(Saved entries)
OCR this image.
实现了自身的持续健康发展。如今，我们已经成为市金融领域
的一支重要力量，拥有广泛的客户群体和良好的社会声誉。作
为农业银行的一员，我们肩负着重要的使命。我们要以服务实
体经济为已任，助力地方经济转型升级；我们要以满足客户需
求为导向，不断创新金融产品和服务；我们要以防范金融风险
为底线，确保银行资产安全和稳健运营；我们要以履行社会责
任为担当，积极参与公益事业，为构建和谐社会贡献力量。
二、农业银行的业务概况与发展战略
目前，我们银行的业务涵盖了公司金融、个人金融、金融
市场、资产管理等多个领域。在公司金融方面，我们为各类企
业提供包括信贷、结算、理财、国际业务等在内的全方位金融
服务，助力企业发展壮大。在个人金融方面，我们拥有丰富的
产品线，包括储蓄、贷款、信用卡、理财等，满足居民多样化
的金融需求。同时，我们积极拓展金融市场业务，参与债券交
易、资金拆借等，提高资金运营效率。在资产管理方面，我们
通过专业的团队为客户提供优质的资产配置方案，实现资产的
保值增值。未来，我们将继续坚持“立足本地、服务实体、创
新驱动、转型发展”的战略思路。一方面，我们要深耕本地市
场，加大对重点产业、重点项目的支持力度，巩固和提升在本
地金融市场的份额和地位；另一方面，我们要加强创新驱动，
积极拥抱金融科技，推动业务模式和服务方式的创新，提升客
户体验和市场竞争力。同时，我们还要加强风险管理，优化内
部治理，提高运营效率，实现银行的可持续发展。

> GOAL
Your task is to retype all the records above with nothing left out.

> WORKED ANSWER
OCR this image.
实现了自身的持续健康发展。如今，我们已经成为市金融领域
的一支重要力量，拥有广泛的客户群体和良好的社会声誉。作
为农业银行的一员，我们肩负着重要的使命。我们要以服务实
体经济为已任，助力地方经济转型升级；我们要以满足客户需
求为导向，不断创新金融产品和服务；我们要以防范金融风险
为底线，确保银行资产安全和稳健运营；我们要以履行社会责
任为担当，积极参与公益事业，为构建和谐社会贡献力量。
二、农业银行的业务概况与发展战略
目前，我们银行的业务涵盖了公司金融、个人金融、金融
市场、资产管理等多个领域。在公司金融方面，我们为各类企
业提供包括信贷、结算、理财、国际业务等在内的全方位金融
服务，助力企业发展壮大。在个人金融方面，我们拥有丰富的
产品线，包括储蓄、贷款、信用卡、理财等，满足居民多样化
的金融需求。同时，我们积极拓展金融市场业务，参与债券交
易、资金拆借等，提高资金运营效率。在资产管理方面，我们
通过专业的团队为客户提供优质的资产配置方案，实现资产的
保值增值。未来，我们将继续坚持“立足本地、服务实体、创
新驱动、转型发展”的战略思路。一方面，我们要深耕本地市
场，加大对重点产业、重点项目的支持力度，巩固和提升在本
地金融市场的份额和地位；另一方面，我们要加强创新驱动，
积极拥抱金融科技，推动业务模式和服务方式的创新，提升客
户体验和市场竞争力。同时，我们还要加强风险管理，优化内
部治理，提高运营效率，实现银行的可持续发展。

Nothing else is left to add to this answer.